__A run of records__

···

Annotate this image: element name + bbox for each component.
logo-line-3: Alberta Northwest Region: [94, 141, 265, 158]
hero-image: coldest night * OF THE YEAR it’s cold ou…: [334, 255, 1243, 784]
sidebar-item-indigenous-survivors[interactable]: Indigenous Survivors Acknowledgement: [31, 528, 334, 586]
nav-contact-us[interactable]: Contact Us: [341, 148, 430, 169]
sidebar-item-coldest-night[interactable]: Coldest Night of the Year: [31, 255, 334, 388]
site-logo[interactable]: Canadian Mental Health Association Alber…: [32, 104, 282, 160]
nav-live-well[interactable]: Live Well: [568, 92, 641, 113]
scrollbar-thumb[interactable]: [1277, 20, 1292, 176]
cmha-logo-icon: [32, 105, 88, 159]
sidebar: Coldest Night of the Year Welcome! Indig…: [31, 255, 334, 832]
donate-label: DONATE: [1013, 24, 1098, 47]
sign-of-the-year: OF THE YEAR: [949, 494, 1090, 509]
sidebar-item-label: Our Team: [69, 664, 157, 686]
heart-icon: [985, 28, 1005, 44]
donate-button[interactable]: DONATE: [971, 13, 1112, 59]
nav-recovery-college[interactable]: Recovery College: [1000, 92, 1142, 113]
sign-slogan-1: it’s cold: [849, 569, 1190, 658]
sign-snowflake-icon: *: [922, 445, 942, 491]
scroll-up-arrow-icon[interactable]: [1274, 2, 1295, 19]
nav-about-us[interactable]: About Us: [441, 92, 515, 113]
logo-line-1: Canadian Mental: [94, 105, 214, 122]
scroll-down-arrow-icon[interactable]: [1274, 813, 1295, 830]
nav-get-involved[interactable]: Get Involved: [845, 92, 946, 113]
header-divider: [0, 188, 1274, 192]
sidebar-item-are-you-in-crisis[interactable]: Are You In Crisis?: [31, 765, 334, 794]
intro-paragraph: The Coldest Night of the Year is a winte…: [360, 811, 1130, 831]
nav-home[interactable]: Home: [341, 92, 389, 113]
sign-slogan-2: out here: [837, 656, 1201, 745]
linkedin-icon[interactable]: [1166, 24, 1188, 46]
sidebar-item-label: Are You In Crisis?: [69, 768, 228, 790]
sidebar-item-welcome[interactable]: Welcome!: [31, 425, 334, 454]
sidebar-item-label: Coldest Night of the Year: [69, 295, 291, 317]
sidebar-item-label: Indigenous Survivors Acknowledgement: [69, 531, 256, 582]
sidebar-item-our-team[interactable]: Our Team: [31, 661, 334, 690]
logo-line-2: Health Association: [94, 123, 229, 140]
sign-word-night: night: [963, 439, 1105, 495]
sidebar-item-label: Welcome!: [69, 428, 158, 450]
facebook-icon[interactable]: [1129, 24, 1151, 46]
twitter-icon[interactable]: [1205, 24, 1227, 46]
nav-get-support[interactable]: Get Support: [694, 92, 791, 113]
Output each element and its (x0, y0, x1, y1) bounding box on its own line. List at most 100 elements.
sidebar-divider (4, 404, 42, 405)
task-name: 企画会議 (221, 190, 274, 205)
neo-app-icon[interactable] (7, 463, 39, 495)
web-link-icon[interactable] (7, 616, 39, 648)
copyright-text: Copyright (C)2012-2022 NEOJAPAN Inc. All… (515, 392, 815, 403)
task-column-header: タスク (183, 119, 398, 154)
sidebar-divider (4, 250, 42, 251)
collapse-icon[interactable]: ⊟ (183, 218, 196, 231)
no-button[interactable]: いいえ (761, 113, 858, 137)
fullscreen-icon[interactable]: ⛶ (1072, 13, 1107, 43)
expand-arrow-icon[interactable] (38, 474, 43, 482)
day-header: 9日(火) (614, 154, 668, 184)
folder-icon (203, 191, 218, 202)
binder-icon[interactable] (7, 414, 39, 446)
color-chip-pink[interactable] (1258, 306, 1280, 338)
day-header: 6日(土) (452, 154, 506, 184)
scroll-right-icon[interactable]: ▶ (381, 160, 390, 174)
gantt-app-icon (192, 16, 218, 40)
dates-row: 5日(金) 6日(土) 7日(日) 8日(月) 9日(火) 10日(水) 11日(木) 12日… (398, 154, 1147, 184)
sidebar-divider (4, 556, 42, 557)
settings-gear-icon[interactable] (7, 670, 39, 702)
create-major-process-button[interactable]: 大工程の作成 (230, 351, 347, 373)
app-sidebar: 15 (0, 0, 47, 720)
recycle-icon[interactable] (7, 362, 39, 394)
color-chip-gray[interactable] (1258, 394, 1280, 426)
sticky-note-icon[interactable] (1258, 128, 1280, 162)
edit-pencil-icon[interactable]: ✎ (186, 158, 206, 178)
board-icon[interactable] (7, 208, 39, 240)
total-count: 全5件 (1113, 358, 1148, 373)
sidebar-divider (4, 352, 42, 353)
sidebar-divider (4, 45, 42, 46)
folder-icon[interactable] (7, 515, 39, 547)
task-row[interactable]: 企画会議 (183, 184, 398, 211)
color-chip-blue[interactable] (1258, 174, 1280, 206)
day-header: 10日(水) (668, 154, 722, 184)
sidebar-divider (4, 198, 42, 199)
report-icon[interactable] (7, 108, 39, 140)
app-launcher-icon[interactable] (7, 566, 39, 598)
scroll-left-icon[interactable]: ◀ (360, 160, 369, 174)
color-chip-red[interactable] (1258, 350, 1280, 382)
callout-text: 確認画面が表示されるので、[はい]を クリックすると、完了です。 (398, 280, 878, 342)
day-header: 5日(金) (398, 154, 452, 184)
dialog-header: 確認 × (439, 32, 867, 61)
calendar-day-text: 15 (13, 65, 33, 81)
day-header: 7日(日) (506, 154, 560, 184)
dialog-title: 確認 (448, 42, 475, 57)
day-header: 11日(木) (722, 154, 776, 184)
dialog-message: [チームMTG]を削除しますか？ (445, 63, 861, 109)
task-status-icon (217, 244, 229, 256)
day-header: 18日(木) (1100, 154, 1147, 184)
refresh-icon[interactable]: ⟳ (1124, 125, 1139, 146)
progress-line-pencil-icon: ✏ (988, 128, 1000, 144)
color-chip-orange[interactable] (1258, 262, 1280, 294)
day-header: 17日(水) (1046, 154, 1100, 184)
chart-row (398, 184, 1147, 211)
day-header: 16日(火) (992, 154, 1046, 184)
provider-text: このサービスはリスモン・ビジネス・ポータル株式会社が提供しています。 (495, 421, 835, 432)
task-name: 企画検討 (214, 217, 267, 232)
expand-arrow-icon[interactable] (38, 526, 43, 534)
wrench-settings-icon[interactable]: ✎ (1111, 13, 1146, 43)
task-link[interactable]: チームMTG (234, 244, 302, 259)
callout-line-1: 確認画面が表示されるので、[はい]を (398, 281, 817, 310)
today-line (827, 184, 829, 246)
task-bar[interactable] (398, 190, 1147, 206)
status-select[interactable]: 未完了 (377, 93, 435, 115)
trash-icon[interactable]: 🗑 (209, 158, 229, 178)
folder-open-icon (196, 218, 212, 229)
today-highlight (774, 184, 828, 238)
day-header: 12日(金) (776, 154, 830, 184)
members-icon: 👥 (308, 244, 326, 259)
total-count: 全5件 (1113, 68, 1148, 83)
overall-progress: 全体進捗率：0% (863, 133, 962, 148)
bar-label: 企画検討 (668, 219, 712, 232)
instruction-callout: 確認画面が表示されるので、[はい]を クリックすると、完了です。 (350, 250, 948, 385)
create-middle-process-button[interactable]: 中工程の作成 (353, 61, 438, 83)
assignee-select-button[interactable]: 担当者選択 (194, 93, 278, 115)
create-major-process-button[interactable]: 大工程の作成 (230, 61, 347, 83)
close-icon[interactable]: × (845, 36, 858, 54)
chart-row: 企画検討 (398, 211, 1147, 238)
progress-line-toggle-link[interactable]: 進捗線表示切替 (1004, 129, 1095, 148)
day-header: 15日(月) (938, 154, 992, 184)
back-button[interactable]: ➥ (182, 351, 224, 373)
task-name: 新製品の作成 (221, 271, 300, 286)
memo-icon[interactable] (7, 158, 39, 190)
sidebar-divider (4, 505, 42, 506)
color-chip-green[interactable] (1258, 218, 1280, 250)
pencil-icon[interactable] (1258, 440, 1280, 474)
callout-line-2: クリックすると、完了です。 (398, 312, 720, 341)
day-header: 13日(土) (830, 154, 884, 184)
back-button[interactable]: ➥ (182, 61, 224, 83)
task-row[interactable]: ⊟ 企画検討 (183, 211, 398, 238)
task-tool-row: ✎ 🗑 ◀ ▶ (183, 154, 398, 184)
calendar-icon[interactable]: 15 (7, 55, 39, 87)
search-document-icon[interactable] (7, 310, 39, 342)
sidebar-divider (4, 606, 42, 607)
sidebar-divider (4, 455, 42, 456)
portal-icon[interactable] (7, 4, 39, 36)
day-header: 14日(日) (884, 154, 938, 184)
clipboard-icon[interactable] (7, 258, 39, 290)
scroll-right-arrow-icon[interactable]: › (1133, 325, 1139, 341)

···

__DIRECTION__
Rewrite the stretch from the start of the rows through the line with "logo-line-1: Canadian Mental: [94, 105, 214, 122]", swapping "Recovery College" for "Learning Hub" and keeping everything else the same.

__FULL OUTPUT__
Annotate this image: element name + bbox for each component.
logo-line-3: Alberta Northwest Region: [94, 141, 265, 158]
hero-image: coldest night * OF THE YEAR it’s cold ou…: [334, 255, 1243, 784]
sidebar-item-indigenous-survivors[interactable]: Indigenous Survivors Acknowledgement: [31, 528, 334, 586]
nav-contact-us[interactable]: Contact Us: [341, 148, 430, 169]
sidebar-item-coldest-night[interactable]: Coldest Night of the Year: [31, 255, 334, 388]
site-logo[interactable]: Canadian Mental Health Association Alber…: [32, 104, 282, 160]
nav-live-well[interactable]: Live Well: [568, 92, 641, 113]
scrollbar-thumb[interactable]: [1277, 20, 1292, 176]
cmha-logo-icon: [32, 105, 88, 159]
sidebar: Coldest Night of the Year Welcome! Indig…: [31, 255, 334, 832]
donate-label: DONATE: [1013, 24, 1098, 47]
sign-of-the-year: OF THE YEAR: [949, 494, 1090, 509]
sidebar-item-label: Our Team: [69, 664, 157, 686]
heart-icon: [985, 28, 1005, 44]
donate-button[interactable]: DONATE: [971, 13, 1112, 59]
nav-recovery-college[interactable]: Learning Hub: [1000, 92, 1142, 113]
sign-slogan-1: it’s cold: [849, 569, 1190, 658]
sign-snowflake-icon: *: [922, 445, 942, 491]
scroll-up-arrow-icon[interactable]: [1274, 2, 1295, 19]
nav-about-us[interactable]: About Us: [441, 92, 515, 113]
logo-line-1: Canadian Mental: [94, 105, 214, 122]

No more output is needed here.